- _SHORT PROBLEM_
Repeat the records from the beginning through the line containing "field-cell (502, 227, 516, 236)", changing "contour-line" to "isoline" and leaving everything else as it is.

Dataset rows
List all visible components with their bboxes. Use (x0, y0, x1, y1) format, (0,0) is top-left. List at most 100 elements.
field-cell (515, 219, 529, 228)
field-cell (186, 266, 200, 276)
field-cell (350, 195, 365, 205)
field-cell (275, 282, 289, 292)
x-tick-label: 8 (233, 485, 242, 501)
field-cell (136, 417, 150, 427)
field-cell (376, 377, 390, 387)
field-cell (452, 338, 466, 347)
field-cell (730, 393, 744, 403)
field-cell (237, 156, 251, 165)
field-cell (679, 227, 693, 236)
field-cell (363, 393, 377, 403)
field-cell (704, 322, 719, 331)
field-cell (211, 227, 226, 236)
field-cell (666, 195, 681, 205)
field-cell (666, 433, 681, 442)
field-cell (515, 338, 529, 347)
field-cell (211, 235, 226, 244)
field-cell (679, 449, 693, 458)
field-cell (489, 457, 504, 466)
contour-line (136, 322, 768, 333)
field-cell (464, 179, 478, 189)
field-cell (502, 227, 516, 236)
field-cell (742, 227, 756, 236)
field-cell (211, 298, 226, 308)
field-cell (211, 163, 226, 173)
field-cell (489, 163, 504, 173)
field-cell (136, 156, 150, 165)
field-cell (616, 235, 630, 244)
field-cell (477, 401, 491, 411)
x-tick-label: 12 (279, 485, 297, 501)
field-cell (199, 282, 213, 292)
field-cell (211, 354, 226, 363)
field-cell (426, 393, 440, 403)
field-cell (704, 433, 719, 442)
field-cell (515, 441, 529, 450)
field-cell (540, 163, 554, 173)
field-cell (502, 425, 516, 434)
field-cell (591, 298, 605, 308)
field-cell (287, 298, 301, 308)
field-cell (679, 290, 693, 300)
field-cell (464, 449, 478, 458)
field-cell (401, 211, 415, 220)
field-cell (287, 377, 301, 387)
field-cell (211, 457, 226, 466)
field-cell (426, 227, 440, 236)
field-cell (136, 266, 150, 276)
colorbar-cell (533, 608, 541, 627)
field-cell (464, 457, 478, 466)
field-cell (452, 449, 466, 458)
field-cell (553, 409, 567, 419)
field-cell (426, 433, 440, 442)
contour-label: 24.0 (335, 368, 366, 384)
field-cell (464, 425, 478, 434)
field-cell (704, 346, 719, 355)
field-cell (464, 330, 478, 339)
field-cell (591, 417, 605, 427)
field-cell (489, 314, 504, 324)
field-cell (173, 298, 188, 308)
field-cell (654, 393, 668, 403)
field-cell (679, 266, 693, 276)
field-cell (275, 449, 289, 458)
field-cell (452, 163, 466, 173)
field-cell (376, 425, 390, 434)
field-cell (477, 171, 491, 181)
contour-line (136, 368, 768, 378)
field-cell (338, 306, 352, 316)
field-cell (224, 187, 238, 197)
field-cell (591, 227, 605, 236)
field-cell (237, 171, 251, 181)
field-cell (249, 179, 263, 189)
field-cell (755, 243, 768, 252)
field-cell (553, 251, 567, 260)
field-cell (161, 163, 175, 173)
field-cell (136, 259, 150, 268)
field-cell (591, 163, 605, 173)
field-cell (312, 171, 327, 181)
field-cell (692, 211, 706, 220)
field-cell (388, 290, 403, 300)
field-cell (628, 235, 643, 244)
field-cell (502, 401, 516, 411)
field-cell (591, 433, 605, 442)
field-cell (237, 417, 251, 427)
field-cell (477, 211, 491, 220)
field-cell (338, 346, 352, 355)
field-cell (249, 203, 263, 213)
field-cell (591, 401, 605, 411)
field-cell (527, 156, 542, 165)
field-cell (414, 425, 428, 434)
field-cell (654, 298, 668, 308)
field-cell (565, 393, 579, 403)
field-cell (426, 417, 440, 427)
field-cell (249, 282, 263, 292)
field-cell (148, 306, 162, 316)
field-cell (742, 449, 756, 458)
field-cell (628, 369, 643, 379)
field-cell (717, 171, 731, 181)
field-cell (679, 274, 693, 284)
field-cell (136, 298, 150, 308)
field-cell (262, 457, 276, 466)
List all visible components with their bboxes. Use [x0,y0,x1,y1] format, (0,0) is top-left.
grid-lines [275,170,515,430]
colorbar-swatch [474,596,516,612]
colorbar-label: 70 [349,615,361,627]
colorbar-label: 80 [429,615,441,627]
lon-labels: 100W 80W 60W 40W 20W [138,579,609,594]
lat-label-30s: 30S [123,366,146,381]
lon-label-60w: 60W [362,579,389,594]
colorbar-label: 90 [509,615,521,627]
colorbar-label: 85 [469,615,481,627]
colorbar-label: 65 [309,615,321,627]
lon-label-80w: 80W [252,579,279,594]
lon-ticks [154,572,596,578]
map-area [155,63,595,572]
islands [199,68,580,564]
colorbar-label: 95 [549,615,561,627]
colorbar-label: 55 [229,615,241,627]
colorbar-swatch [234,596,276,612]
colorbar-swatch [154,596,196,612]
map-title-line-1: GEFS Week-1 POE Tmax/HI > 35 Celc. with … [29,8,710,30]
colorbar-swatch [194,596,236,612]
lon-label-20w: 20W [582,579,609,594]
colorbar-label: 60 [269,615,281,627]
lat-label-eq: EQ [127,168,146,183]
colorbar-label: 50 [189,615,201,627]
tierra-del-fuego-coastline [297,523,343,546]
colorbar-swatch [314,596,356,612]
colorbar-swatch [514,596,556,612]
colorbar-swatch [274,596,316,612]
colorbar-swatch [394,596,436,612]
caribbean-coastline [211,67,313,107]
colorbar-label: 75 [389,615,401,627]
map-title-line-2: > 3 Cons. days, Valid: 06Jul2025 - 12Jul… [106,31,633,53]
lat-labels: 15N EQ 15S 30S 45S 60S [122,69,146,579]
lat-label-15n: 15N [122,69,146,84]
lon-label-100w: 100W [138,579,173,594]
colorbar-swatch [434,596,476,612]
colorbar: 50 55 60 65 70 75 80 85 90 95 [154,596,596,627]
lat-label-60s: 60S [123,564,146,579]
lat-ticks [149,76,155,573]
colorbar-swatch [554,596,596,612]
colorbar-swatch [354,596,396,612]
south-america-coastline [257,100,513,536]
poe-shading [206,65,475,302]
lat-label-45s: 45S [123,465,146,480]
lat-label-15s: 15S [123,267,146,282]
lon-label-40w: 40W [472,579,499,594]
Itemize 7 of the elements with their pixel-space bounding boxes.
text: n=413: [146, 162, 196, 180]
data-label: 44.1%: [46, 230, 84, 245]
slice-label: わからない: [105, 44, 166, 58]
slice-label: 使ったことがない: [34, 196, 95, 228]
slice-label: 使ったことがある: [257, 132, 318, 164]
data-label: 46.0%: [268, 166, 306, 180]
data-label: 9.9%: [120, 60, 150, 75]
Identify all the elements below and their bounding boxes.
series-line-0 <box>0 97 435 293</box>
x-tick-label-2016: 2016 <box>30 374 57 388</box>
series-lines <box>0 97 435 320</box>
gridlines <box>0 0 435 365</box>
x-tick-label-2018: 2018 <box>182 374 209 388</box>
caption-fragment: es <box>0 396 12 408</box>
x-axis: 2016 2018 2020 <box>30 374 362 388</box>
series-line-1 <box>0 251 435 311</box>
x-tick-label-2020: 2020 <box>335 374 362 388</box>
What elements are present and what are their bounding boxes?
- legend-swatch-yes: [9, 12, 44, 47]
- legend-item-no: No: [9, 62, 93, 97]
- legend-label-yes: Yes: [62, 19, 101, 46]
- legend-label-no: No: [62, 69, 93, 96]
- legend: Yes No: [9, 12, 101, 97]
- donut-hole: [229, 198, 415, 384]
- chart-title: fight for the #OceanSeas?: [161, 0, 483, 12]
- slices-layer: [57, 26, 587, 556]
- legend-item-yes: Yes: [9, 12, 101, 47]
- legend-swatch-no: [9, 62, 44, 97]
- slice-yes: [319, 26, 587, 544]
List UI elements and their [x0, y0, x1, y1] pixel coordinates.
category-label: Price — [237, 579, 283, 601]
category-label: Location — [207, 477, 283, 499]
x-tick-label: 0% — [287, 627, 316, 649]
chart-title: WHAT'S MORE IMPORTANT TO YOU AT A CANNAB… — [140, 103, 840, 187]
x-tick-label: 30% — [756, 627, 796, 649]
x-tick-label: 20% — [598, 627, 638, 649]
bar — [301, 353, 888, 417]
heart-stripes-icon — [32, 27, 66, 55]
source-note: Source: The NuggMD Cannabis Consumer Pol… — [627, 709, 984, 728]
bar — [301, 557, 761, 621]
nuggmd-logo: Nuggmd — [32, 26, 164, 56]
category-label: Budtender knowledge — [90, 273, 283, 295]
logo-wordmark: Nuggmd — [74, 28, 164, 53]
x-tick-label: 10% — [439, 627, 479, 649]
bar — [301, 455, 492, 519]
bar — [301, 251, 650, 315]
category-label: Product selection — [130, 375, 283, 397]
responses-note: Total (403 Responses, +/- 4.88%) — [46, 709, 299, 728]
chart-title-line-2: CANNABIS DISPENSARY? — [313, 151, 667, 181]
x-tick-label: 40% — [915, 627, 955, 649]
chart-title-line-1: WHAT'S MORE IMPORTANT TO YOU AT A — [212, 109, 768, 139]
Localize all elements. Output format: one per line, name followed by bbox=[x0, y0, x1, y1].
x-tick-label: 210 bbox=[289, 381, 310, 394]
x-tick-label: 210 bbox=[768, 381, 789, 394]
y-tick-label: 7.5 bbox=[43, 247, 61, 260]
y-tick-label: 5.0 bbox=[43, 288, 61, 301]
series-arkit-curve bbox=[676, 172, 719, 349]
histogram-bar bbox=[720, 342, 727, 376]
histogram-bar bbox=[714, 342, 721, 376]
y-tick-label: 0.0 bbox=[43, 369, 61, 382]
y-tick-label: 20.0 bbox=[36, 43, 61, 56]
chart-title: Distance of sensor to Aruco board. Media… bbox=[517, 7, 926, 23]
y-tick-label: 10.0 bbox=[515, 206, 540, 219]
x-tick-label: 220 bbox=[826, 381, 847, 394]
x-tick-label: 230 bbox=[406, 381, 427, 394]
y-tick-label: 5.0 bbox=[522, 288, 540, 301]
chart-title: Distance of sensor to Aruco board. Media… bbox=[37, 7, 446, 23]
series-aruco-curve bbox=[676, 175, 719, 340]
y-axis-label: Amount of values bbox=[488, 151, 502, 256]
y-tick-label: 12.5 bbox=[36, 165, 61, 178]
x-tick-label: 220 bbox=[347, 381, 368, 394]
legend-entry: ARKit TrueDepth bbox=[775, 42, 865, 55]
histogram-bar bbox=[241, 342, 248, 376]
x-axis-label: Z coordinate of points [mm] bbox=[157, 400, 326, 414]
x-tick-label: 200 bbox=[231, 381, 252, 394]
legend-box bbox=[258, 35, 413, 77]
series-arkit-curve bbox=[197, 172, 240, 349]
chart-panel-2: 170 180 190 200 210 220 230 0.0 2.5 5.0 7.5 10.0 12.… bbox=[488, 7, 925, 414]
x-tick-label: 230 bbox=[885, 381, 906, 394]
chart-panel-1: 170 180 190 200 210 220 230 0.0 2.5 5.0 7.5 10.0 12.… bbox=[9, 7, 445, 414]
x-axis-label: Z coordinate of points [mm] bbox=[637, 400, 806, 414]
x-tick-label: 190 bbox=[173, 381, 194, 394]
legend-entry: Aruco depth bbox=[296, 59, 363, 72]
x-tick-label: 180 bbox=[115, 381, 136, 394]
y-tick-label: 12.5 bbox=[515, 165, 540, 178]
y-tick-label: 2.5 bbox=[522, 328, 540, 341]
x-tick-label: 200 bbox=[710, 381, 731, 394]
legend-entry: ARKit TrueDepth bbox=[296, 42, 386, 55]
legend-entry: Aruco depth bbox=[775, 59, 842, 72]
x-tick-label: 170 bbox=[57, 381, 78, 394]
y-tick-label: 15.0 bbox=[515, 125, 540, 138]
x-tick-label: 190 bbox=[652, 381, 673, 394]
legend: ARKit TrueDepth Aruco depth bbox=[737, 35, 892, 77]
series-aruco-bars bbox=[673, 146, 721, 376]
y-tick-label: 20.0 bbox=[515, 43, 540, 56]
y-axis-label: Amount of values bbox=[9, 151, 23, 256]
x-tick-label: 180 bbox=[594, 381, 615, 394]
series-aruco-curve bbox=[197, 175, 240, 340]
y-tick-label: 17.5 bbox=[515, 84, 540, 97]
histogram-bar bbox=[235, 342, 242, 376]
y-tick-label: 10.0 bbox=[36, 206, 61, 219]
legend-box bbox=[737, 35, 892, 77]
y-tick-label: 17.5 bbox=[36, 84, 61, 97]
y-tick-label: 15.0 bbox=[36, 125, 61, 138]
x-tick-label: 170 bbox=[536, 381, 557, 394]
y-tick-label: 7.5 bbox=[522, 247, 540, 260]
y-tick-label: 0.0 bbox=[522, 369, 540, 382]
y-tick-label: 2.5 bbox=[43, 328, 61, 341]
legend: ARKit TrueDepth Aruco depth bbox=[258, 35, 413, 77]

- _REPLY_
List all visible components with their bboxes. Use (x0, y0, x1, y1) format, (0,0) is top-left. List at most 100 elements.
field-cell (515, 219, 529, 228)
field-cell (186, 266, 200, 276)
field-cell (350, 195, 365, 205)
field-cell (275, 282, 289, 292)
x-tick-label: 8 (233, 485, 242, 501)
field-cell (136, 417, 150, 427)
field-cell (376, 377, 390, 387)
field-cell (452, 338, 466, 347)
field-cell (730, 393, 744, 403)
field-cell (237, 156, 251, 165)
field-cell (679, 227, 693, 236)
field-cell (363, 393, 377, 403)
field-cell (704, 322, 719, 331)
field-cell (211, 227, 226, 236)
field-cell (666, 195, 681, 205)
field-cell (666, 433, 681, 442)
field-cell (515, 338, 529, 347)
field-cell (211, 235, 226, 244)
field-cell (679, 449, 693, 458)
field-cell (489, 457, 504, 466)
isoline (136, 322, 768, 333)
field-cell (464, 179, 478, 189)
field-cell (502, 227, 516, 236)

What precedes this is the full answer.